ITEMS

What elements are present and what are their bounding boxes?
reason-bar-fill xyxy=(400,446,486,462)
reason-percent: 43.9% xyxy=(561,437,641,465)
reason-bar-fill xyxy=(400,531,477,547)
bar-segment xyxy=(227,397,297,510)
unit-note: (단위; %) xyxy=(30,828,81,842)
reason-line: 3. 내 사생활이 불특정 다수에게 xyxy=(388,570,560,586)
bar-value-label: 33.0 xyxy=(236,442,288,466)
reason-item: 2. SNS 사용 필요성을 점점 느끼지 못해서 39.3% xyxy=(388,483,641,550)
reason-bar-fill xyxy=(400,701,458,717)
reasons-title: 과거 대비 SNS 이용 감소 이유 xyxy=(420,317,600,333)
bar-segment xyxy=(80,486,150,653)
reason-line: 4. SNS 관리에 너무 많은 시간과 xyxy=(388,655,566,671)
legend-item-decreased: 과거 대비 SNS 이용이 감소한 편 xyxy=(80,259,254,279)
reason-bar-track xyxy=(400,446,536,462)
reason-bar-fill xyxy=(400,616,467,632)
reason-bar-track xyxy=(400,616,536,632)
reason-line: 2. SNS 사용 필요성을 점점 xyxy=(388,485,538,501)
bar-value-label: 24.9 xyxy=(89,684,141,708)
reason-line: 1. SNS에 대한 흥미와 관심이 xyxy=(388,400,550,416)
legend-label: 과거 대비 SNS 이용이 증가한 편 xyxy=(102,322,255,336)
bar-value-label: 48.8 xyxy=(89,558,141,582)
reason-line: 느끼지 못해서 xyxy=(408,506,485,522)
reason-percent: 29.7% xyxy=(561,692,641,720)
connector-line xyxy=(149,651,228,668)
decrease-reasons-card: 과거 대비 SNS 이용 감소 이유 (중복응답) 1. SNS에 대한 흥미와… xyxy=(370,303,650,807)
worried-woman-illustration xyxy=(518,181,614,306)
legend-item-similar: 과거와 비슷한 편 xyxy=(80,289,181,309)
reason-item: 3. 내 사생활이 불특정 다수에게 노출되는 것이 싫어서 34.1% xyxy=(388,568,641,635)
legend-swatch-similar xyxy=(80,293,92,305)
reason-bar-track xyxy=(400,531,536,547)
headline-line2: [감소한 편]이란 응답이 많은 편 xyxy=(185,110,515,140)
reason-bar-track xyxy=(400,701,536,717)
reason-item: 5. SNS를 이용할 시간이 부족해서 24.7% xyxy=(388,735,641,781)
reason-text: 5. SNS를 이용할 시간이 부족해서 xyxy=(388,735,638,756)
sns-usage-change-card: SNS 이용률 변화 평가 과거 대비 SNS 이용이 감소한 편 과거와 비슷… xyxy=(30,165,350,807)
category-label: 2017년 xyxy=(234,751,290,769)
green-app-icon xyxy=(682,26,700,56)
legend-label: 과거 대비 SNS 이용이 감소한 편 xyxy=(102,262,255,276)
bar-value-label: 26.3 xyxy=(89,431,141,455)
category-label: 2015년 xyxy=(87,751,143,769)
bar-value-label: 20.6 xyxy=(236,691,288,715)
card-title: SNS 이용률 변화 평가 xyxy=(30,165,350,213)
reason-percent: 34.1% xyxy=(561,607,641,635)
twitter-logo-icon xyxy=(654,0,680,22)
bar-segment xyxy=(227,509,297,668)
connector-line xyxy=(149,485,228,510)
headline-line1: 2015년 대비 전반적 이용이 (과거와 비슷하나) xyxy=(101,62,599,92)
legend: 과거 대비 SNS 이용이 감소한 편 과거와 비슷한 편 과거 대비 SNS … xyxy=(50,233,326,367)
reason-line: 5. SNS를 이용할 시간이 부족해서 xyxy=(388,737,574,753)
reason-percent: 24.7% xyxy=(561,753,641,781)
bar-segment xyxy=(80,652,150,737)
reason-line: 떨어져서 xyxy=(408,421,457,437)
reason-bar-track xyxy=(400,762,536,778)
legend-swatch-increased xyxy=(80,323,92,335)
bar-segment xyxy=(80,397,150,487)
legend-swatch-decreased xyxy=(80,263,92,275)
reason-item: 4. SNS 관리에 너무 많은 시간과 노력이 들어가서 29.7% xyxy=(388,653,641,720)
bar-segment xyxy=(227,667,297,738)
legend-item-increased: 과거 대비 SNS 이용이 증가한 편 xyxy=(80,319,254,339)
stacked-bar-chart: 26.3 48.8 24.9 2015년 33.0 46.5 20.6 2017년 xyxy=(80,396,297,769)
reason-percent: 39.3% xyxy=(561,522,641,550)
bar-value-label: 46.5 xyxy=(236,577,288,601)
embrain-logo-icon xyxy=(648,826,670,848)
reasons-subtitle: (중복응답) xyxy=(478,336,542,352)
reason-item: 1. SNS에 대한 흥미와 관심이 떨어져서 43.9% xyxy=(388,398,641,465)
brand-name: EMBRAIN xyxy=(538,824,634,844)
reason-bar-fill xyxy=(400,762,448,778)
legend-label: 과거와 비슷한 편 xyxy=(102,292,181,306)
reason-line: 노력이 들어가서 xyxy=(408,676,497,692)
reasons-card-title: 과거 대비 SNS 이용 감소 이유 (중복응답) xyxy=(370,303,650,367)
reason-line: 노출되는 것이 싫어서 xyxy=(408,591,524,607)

GOAL
Turn all the lines above into a JSON list of strings, with one string for each line and blank lines left out.

WRITTEN RESPONSE
[
  "What elements are present and what are their bounding boxes?",
  "reason-bar-fill xyxy=(400,446,486,462)",
  "reason-percent: 43.9% xyxy=(561,437,641,465)",
  "reason-bar-fill xyxy=(400,531,477,547)",
  "bar-segment xyxy=(227,397,297,510)",
  "unit-note: (단위; %) xyxy=(30,828,81,842)",
  "reason-line: 3. 내 사생활이 불특정 다수에게 xyxy=(388,570,560,586)",
  "bar-value-label: 33.0 xyxy=(236,442,288,466)",
  "reason-item: 2. SNS 사용 필요성을 점점 느끼지 못해서 39.3% xyxy=(388,483,641,550)",
  "reason-bar-fill xyxy=(400,701,458,717)",
  "reasons-title: 과거 대비 SNS 이용 감소 이유 xyxy=(420,317,600,333)",
  "bar-segment xyxy=(80,486,150,653)",
  "reason-line: 4. SNS 관리에 너무 많은 시간과 xyxy=(388,655,566,671)",
  "legend-item-decreased: 과거 대비 SNS 이용이 감소한 편 xyxy=(80,259,254,279)",
  "reason-bar-track xyxy=(400,446,536,462)",
  "reason-bar-fill xyxy=(400,616,467,632)",
  "reason-bar-track xyxy=(400,616,536,632)",
  "reason-line: 2. SNS 사용 필요성을 점점 xyxy=(388,485,538,501)",
  "bar-value-label: 24.9 xyxy=(89,684,141,708)",
  "reason-line: 1. SNS에 대한 흥미와 관심이 xyxy=(388,400,550,416)",
  "legend-label: 과거 대비 SNS 이용이 증가한 편 xyxy=(102,322,255,336)",
  "bar-value-label: 48.8 xyxy=(89,558,141,582)",
  "reason-line: 느끼지 못해서 xyxy=(408,506,485,522)",
  "reason-percent: 29.7% xyxy=(561,692,641,720)",
  "connector-line xyxy=(149,651,228,668)",
  "decrease-reasons-card: 과거 대비 SNS 이용 감소 이유 (중복응답) 1. SNS에 대한 흥미와… xyxy=(370,303,650,807)",
  "worried-woman-illustration xyxy=(518,181,614,306)",
  "legend-item-similar: 과거와 비슷한 편 xyxy=(80,289,181,309)",
  "reason-item: 3. 내 사생활이 불특정 다수에게 노출되는 것이 싫어서 34.1% xyxy=(388,568,641,635)",
  "legend-swatch-similar xyxy=(80,293,92,305)",
  "reason-bar-track xyxy=(400,531,536,547)",
  "headline-line2: [감소한 편]이란 응답이 많은 편 xyxy=(185,110,515,140)",
  "reason-bar-track xyxy=(400,701,536,717)",
  "reason-item: 5. SNS를 이용할 시간이 부족해서 24.7% xyxy=(388,735,641,781)",
  "reason-text: 5. SNS를 이용할 시간이 부족해서 xyxy=(388,735,638,756)",
  "sns-usage-change-card: SNS 이용률 변화 평가 과거 대비 SNS 이용이 감소한 편 과거와 비슷… xyxy=(30,165,350,807)",
  "category-label: 2017년 xyxy=(234,751,290,769)",
  "green-app-icon xyxy=(682,26,700,56)",
  "legend-label: 과거 대비 SNS 이용이 감소한 편 xyxy=(102,262,255,276)",
  "bar-value-label: 26.3 xyxy=(89,431,141,455)",
  "category-label: 2015년 xyxy=(87,751,143,769)",
  "bar-value-label: 20.6 xyxy=(236,691,288,715)",
  "card-title: SNS 이용률 변화 평가 xyxy=(30,165,350,213)",
  "reason-percent: 34.1% xyxy=(561,607,641,635)",
  "twitter-logo-icon xyxy=(654,0,680,22)",
  "bar-segment xyxy=(227,509,297,668)",
  "connector-line xyxy=(149,485,228,510)",
  "headline-line1: 2015년 대비 전반적 이용이 (과거와 비슷하나) xyxy=(101,62,599,92)",
  "legend: 과거 대비 SNS 이용이 감소한 편 과거와 비슷한 편 과거 대비 SNS … xyxy=(50,233,326,367)",
  "reason-line: 5. SNS를 이용할 시간이 부족해서 xyxy=(388,737,574,753)",
  "reason-percent: 24.7% xyxy=(561,753,641,781)",
  "bar-segment xyxy=(80,652,150,737)",
  "reason-line: 떨어져서 xyxy=(408,421,457,437)",
  "reason-bar-track xyxy=(400,762,536,778)",
  "legend-swatch-increased xyxy=(80,323,92,335)",
  "bar-segment xyxy=(80,397,150,487)",
  "legend-swatch-decreased xyxy=(80,263,92,275)",
  "reason-item: 4. SNS 관리에 너무 많은 시간과 노력이 들어가서 29.7% xyxy=(388,653,641,720)",
  "bar-segment xyxy=(227,667,297,738)",
  "legend-item-increased: 과거 대비 SNS 이용이 증가한 편 xyxy=(80,319,254,339)",
  "stacked-bar-chart: 26.3 48.8 24.9 2015년 33.0 46.5 20.6 2017년 xyxy=(80,396,297,769)",
  "reason-percent: 39.3% xyxy=(561,522,641,550)",
  "bar-value-label: 46.5 xyxy=(236,577,288,601)",
  "embrain-logo-icon xyxy=(648,826,670,848)",
  "reasons-subtitle: (중복응답) xyxy=(478,336,542,352)",
  "reason-item: 1. SNS에 대한 흥미와 관심이 떨어져서 43.9% xyxy=(388,398,641,465)",
  "brand-name: EMBRAIN xyxy=(538,824,634,844)",
  "reason-bar-fill xyxy=(400,762,448,778)",
  "legend-label: 과거와 비슷한 편 xyxy=(102,292,181,306)",
  "reason-line: 노력이 들어가서 xyxy=(408,676,497,692)",
  "reasons-card-title: 과거 대비 SNS 이용 감소 이유 (중복응답) xyxy=(370,303,650,367)",
  "reason-line: 노출되는 것이 싫어서 xyxy=(408,591,524,607)"
]